What is expected. Copy each line of the data below with the word "Kahn".

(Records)
[Begin]
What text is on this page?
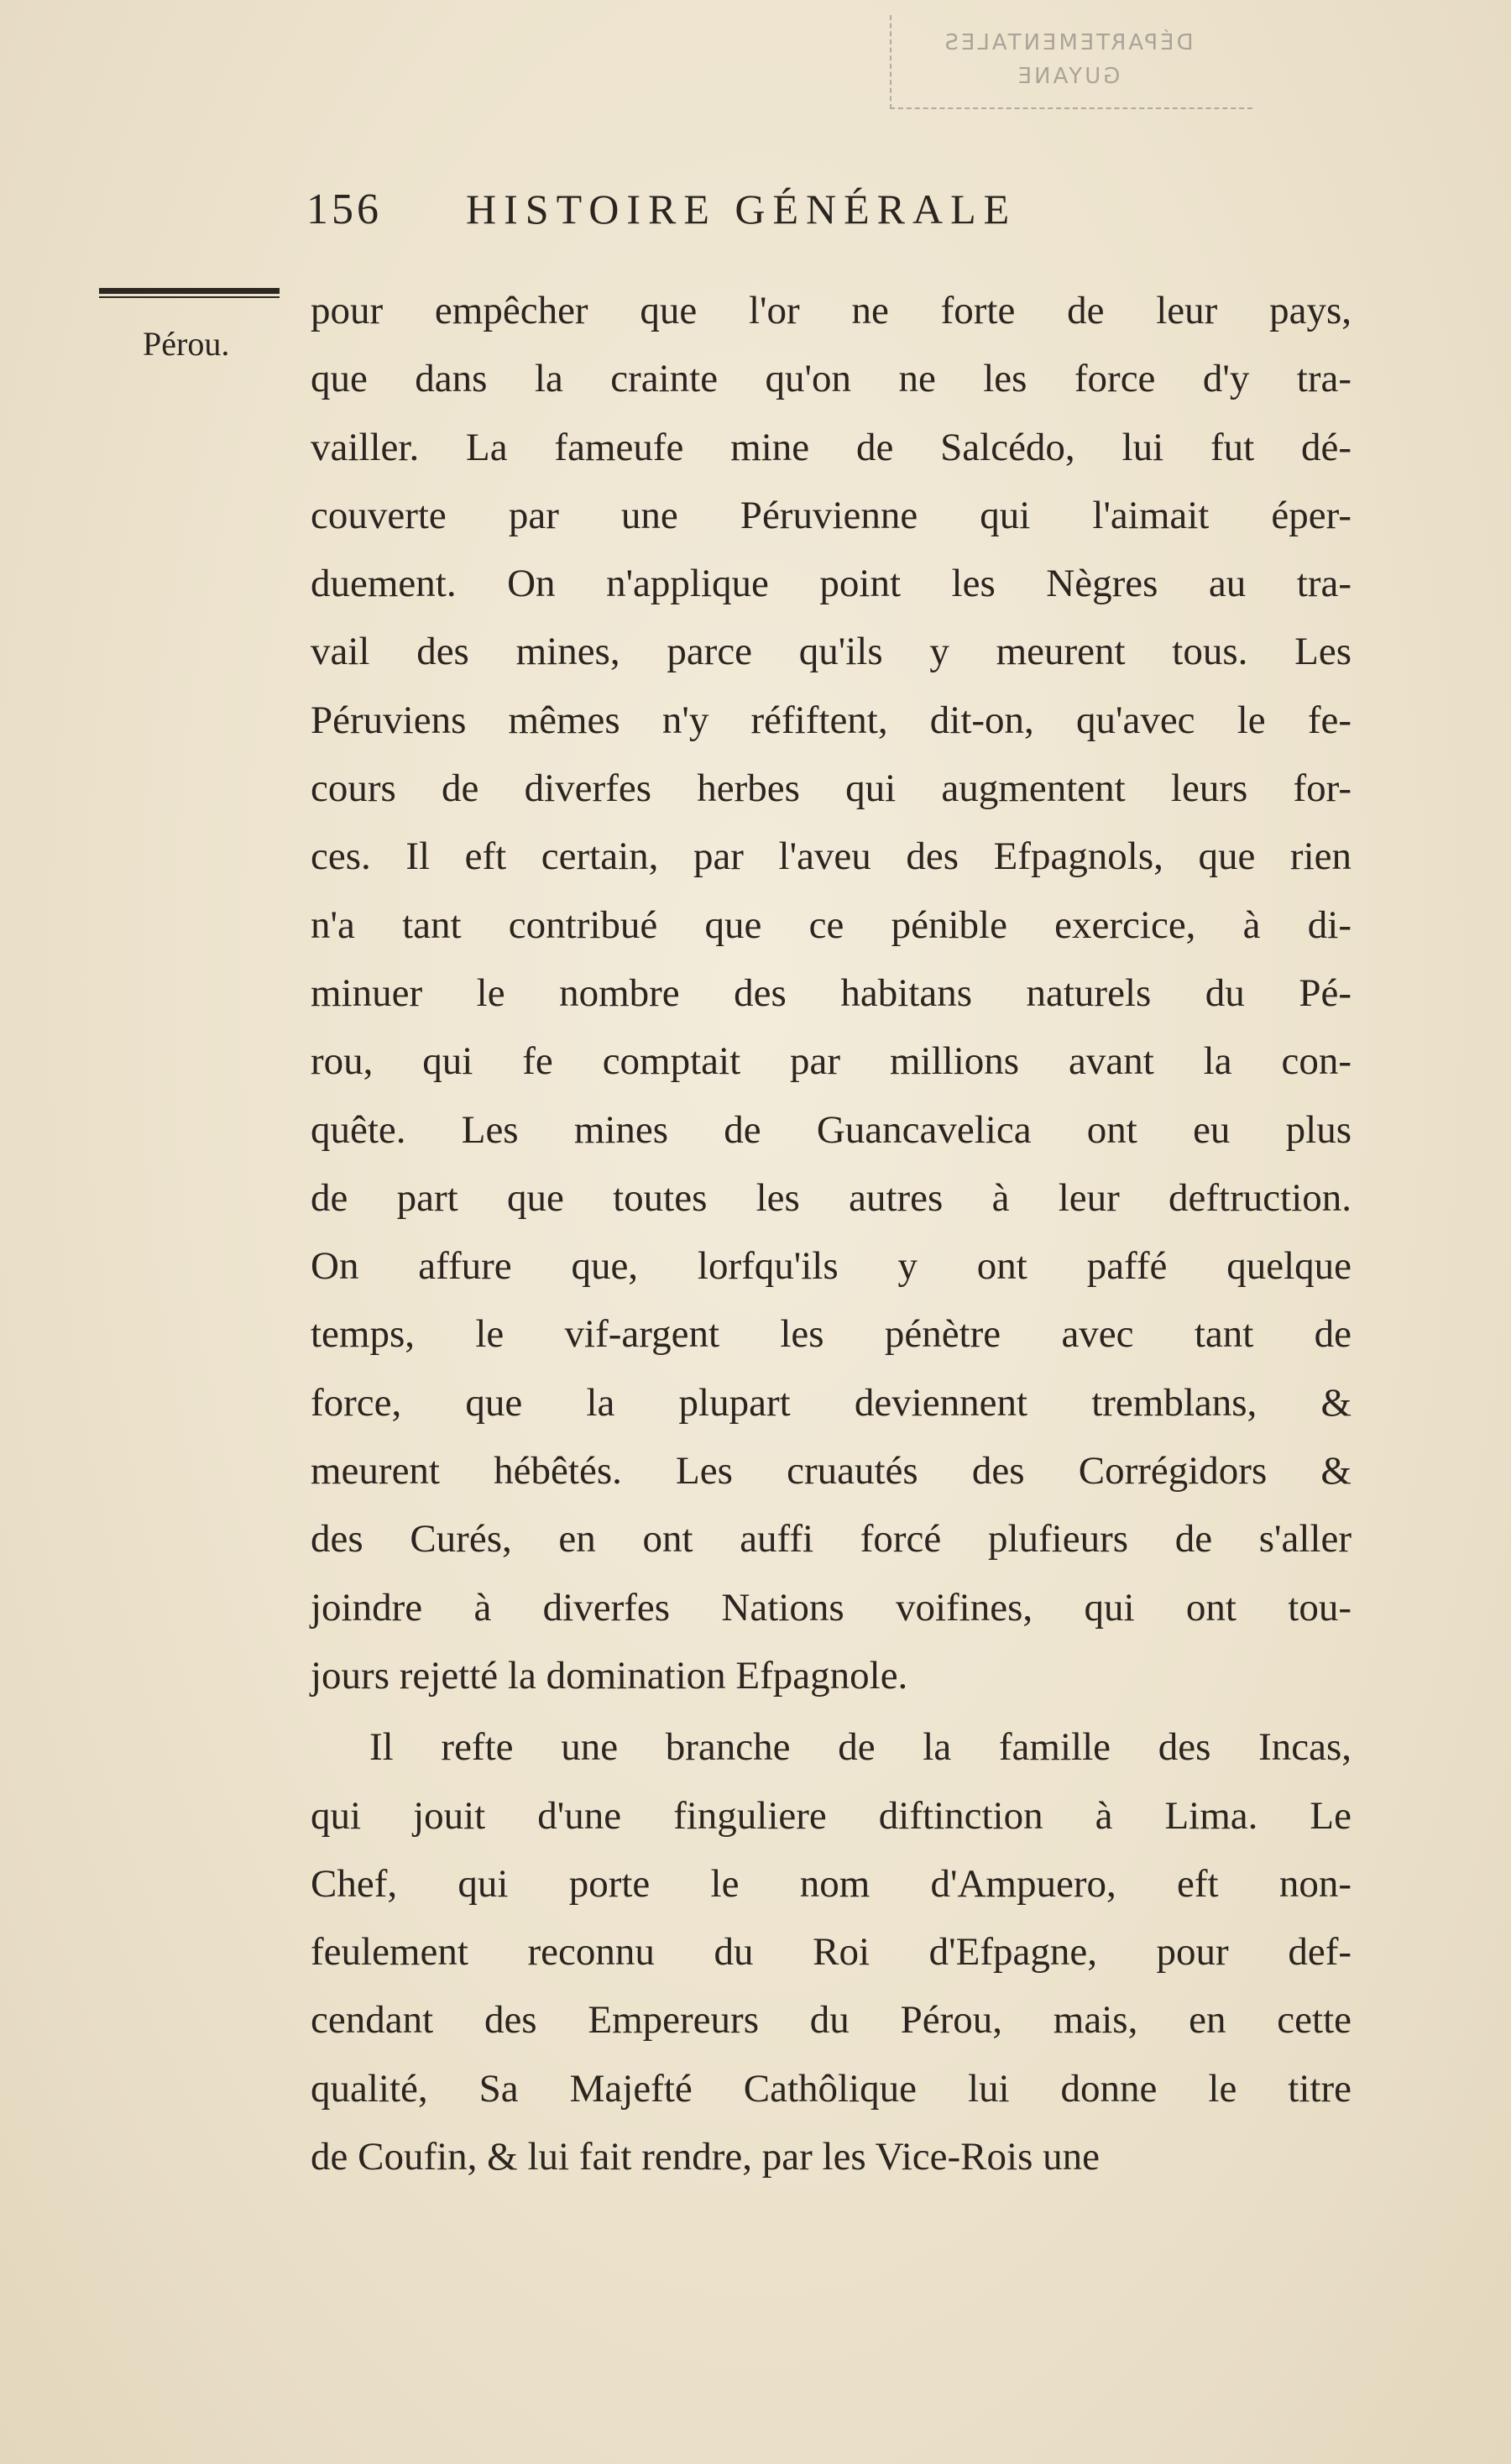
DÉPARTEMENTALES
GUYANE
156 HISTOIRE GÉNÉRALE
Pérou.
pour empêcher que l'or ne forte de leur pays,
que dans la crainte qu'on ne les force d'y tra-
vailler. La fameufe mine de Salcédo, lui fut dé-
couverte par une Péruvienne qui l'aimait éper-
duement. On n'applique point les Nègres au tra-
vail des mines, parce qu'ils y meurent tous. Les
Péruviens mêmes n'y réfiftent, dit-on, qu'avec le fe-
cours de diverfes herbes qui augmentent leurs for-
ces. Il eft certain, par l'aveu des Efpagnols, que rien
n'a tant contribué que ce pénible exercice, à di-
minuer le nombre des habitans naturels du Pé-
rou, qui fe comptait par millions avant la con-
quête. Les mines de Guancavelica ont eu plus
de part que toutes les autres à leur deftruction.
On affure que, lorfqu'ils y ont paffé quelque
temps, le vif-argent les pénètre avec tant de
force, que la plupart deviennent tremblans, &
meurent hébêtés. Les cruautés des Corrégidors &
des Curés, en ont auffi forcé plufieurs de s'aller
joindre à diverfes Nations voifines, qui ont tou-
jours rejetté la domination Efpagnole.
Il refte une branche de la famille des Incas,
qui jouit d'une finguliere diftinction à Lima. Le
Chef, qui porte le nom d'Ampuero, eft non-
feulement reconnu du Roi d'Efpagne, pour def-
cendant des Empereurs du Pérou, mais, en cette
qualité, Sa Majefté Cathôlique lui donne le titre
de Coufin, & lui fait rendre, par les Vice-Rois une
[End]
[Begin]
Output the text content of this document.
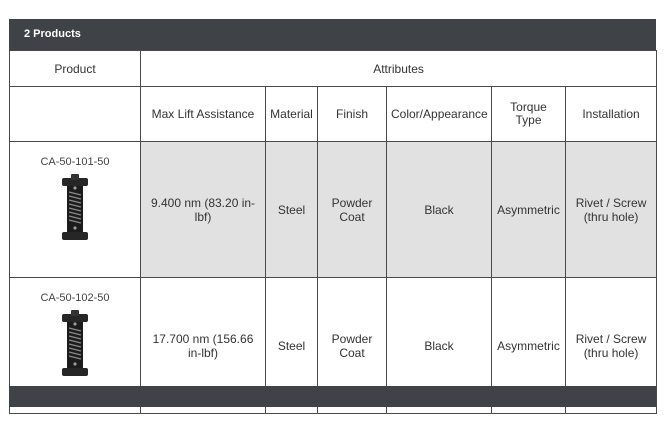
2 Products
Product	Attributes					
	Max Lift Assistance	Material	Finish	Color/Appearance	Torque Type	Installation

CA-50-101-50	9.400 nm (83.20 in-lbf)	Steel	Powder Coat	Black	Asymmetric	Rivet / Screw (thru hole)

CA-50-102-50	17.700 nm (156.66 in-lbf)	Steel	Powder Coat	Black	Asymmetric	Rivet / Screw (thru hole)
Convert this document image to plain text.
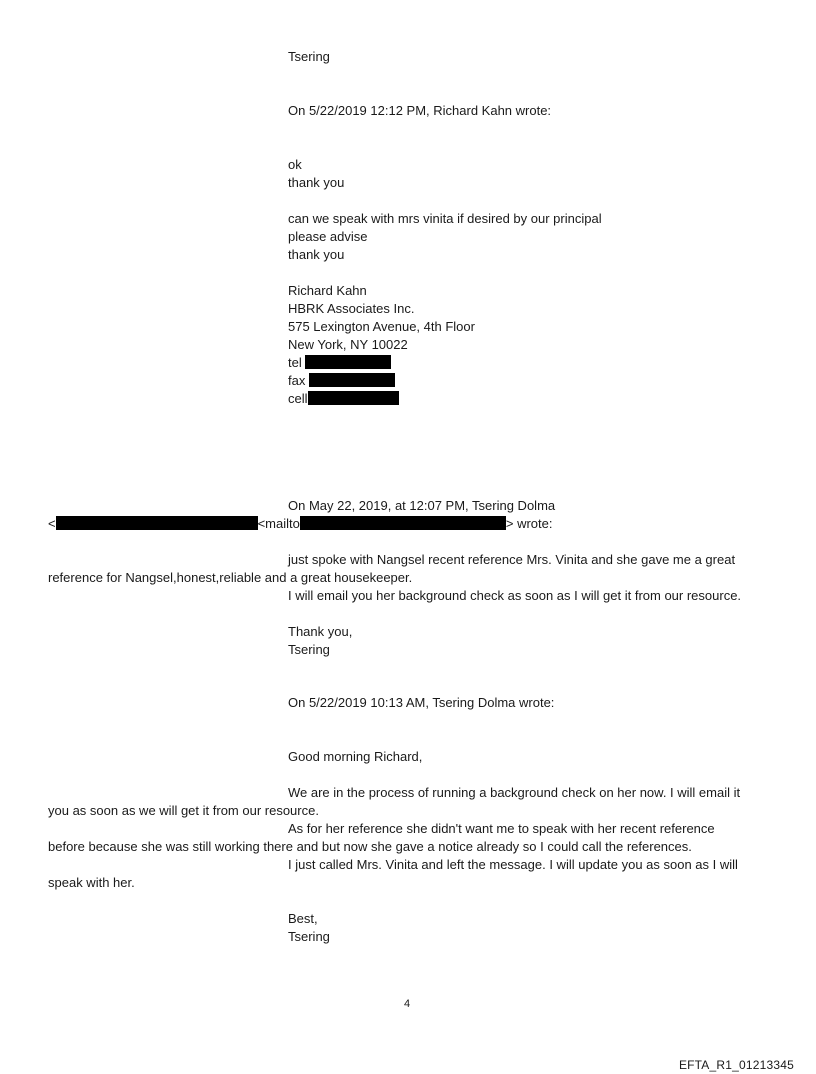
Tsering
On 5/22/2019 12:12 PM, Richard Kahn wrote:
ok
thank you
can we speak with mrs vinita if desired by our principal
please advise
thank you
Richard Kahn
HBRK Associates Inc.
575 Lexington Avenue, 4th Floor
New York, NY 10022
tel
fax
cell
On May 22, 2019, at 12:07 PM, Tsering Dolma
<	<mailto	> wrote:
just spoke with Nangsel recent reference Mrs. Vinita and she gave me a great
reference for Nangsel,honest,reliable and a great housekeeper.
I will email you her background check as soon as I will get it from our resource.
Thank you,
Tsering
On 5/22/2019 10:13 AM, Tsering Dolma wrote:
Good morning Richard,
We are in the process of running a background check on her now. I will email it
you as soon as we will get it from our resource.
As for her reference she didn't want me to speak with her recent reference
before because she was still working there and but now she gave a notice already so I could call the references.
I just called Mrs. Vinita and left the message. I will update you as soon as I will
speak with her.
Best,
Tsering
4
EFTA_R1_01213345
[End]
Response to the task.
On 5/22/2019 12:12 PM, Richard Kahn wrote:
Richard Kahn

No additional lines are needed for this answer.